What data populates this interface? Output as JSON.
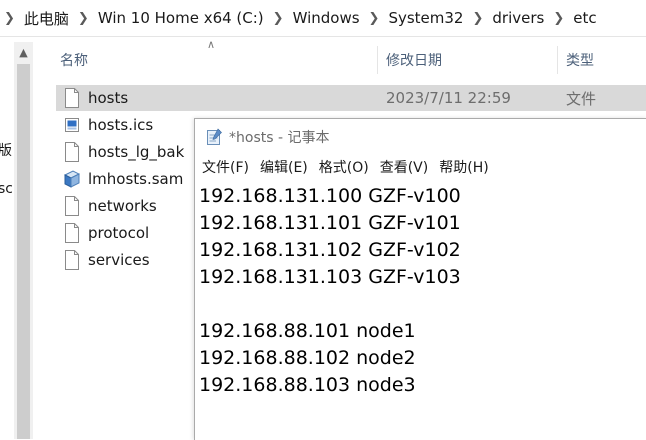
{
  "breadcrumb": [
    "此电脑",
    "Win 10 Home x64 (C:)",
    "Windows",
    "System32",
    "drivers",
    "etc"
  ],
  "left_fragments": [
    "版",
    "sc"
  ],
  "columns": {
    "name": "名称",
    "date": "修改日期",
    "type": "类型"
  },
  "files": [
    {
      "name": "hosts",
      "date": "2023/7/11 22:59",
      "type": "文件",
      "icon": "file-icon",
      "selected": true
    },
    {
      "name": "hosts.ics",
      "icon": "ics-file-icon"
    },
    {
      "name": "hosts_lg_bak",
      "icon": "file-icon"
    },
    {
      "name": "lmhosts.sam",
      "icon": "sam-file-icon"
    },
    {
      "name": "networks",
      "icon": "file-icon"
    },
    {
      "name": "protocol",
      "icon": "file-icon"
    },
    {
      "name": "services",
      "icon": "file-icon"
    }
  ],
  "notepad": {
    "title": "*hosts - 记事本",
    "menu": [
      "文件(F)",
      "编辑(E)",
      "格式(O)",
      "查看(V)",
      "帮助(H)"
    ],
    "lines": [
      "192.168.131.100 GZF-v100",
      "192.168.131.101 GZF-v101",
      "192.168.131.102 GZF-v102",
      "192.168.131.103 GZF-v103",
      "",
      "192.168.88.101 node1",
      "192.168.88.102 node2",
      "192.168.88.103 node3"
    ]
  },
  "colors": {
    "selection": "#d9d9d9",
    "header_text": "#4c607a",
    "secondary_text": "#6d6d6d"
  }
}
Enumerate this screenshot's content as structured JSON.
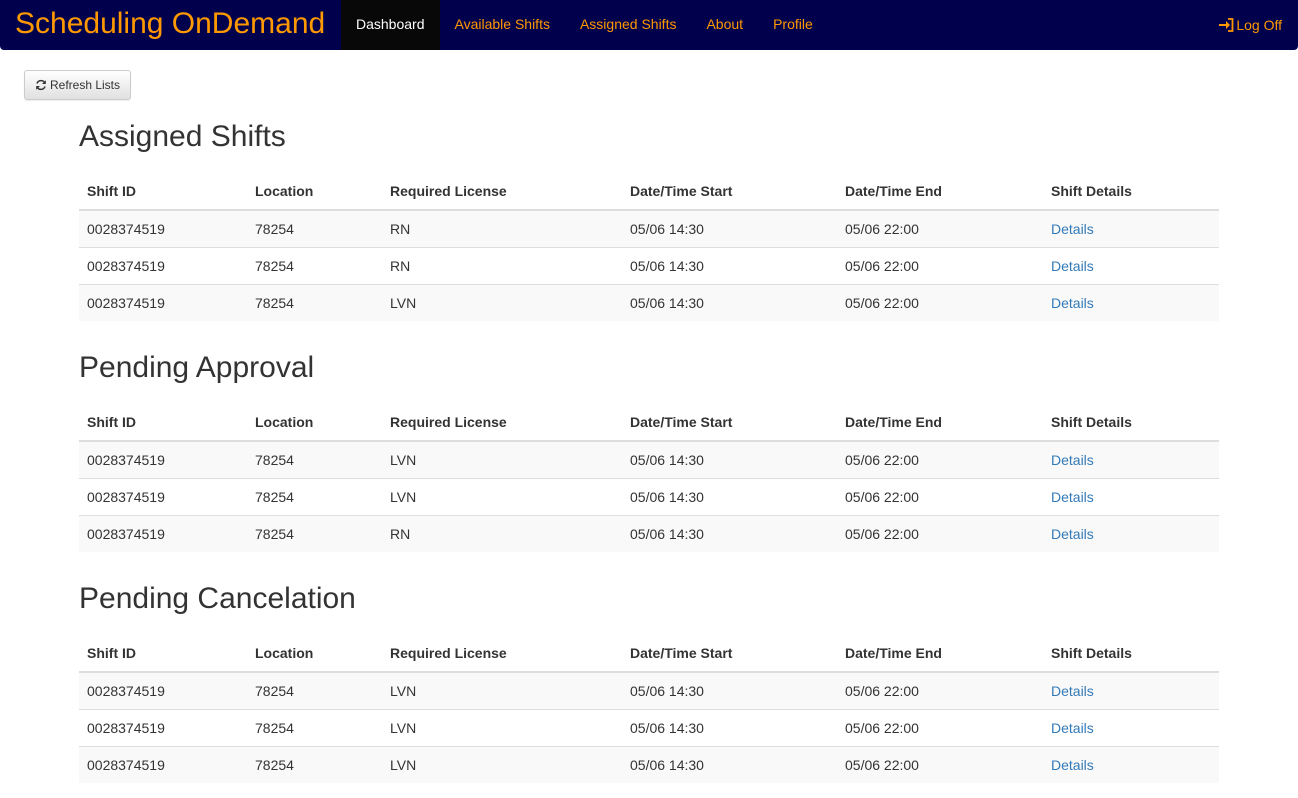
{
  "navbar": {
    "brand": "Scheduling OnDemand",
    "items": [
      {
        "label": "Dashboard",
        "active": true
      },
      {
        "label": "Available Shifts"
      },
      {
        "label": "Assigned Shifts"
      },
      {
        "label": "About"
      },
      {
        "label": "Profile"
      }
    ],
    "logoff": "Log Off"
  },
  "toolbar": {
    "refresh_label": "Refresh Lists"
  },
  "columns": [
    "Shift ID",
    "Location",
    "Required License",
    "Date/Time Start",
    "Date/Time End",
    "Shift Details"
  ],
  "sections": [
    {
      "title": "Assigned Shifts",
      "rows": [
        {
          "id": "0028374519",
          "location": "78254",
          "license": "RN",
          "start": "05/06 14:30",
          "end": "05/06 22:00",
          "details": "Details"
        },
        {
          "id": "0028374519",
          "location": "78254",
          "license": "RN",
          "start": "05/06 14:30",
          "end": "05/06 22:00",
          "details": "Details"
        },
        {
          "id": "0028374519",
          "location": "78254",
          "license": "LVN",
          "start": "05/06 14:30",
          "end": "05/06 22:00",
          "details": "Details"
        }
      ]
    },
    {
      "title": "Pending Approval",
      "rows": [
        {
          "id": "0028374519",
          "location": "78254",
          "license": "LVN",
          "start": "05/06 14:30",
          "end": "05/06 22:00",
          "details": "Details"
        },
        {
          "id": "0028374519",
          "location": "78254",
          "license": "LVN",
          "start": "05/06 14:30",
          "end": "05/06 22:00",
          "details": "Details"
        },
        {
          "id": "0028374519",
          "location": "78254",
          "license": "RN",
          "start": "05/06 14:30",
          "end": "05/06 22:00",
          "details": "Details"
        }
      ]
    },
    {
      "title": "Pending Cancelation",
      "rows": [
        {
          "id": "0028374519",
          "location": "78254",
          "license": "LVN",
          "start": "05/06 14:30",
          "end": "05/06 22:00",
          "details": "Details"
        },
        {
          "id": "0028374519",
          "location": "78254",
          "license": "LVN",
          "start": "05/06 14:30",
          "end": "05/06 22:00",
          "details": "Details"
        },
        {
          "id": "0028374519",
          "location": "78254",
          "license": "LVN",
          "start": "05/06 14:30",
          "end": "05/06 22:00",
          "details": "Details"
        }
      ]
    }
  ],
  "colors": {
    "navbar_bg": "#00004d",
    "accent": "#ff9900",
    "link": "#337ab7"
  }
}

**TASK**
Reproduce the data word for word, excluding its pictures.

**FINAL RESULT**
What data populates this interface? Output as JSON.
{
  "breadcrumb": [
    "此电脑",
    "Win 10 Home x64 (C:)",
    "Windows",
    "System32",
    "drivers",
    "etc"
  ],
  "left_fragments": [
    "版",
    "sc"
  ],
  "columns": {
    "name": "名称",
    "date": "修改日期",
    "type": "类型"
  },
  "files": [
    {
      "name": "hosts",
      "date": "2023/7/11 22:59",
      "type": "文件",
      "icon": "file-icon",
      "selected": true
    },
    {
      "name": "hosts.ics",
      "icon": "ics-file-icon"
    },
    {
      "name": "hosts_lg_bak",
      "icon": "file-icon"
    },
    {
      "name": "lmhosts.sam",
      "icon": "sam-file-icon"
    },
    {
      "name": "networks",
      "icon": "file-icon"
    },
    {
      "name": "protocol",
      "icon": "file-icon"
    },
    {
      "name": "services",
      "icon": "file-icon"
    }
  ],
  "notepad": {
    "title": "*hosts - 记事本",
    "menu": [
      "文件(F)",
      "编辑(E)",
      "格式(O)",
      "查看(V)",
      "帮助(H)"
    ],
    "lines": [
      "192.168.131.100 GZF-v100",
      "192.168.131.101 GZF-v101",
      "192.168.131.102 GZF-v102",
      "192.168.131.103 GZF-v103",
      "",
      "192.168.88.101 node1",
      "192.168.88.102 node2",
      "192.168.88.103 node3"
    ]
  },
  "colors": {
    "selection": "#d9d9d9",
    "header_text": "#4c607a",
    "secondary_text": "#6d6d6d"
  }
}
Enumerate this screenshot's content as structured JSON.
{
  "navbar": {
    "brand": "Scheduling OnDemand",
    "items": [
      {
        "label": "Dashboard",
        "active": true
      },
      {
        "label": "Available Shifts"
      },
      {
        "label": "Assigned Shifts"
      },
      {
        "label": "About"
      },
      {
        "label": "Profile"
      }
    ],
    "logoff": "Log Off"
  },
  "toolbar": {
    "refresh_label": "Refresh Lists"
  },
  "columns": [
    "Shift ID",
    "Location",
    "Required License",
    "Date/Time Start",
    "Date/Time End",
    "Shift Details"
  ],
  "sections": [
    {
      "title": "Assigned Shifts",
      "rows": [
        {
          "id": "0028374519",
          "location": "78254",
          "license": "RN",
          "start": "05/06 14:30",
          "end": "05/06 22:00",
          "details": "Details"
        },
        {
          "id": "0028374519",
          "location": "78254",
          "license": "RN",
          "start": "05/06 14:30",
          "end": "05/06 22:00",
          "details": "Details"
        },
        {
          "id": "0028374519",
          "location": "78254",
          "license": "LVN",
          "start": "05/06 14:30",
          "end": "05/06 22:00",
          "details": "Details"
        }
      ]
    },
    {
      "title": "Pending Approval",
      "rows": [
        {
          "id": "0028374519",
          "location": "78254",
          "license": "LVN",
          "start": "05/06 14:30",
          "end": "05/06 22:00",
          "details": "Details"
        },
        {
          "id": "0028374519",
          "location": "78254",
          "license": "LVN",
          "start": "05/06 14:30",
          "end": "05/06 22:00",
          "details": "Details"
        },
        {
          "id": "0028374519",
          "location": "78254",
          "license": "RN",
          "start": "05/06 14:30",
          "end": "05/06 22:00",
          "details": "Details"
        }
      ]
    },
    {
      "title": "Pending Cancelation",
      "rows": [
        {
          "id": "0028374519",
          "location": "78254",
          "license": "LVN",
          "start": "05/06 14:30",
          "end": "05/06 22:00",
          "details": "Details"
        },
        {
          "id": "0028374519",
          "location": "78254",
          "license": "LVN",
          "start": "05/06 14:30",
          "end": "05/06 22:00",
          "details": "Details"
        },
        {
          "id": "0028374519",
          "location": "78254",
          "license": "LVN",
          "start": "05/06 14:30",
          "end": "05/06 22:00",
          "details": "Details"
        }
      ]
    }
  ],
  "colors": {
    "navbar_bg": "#00004d",
    "accent": "#ff9900",
    "link": "#337ab7"
  }
}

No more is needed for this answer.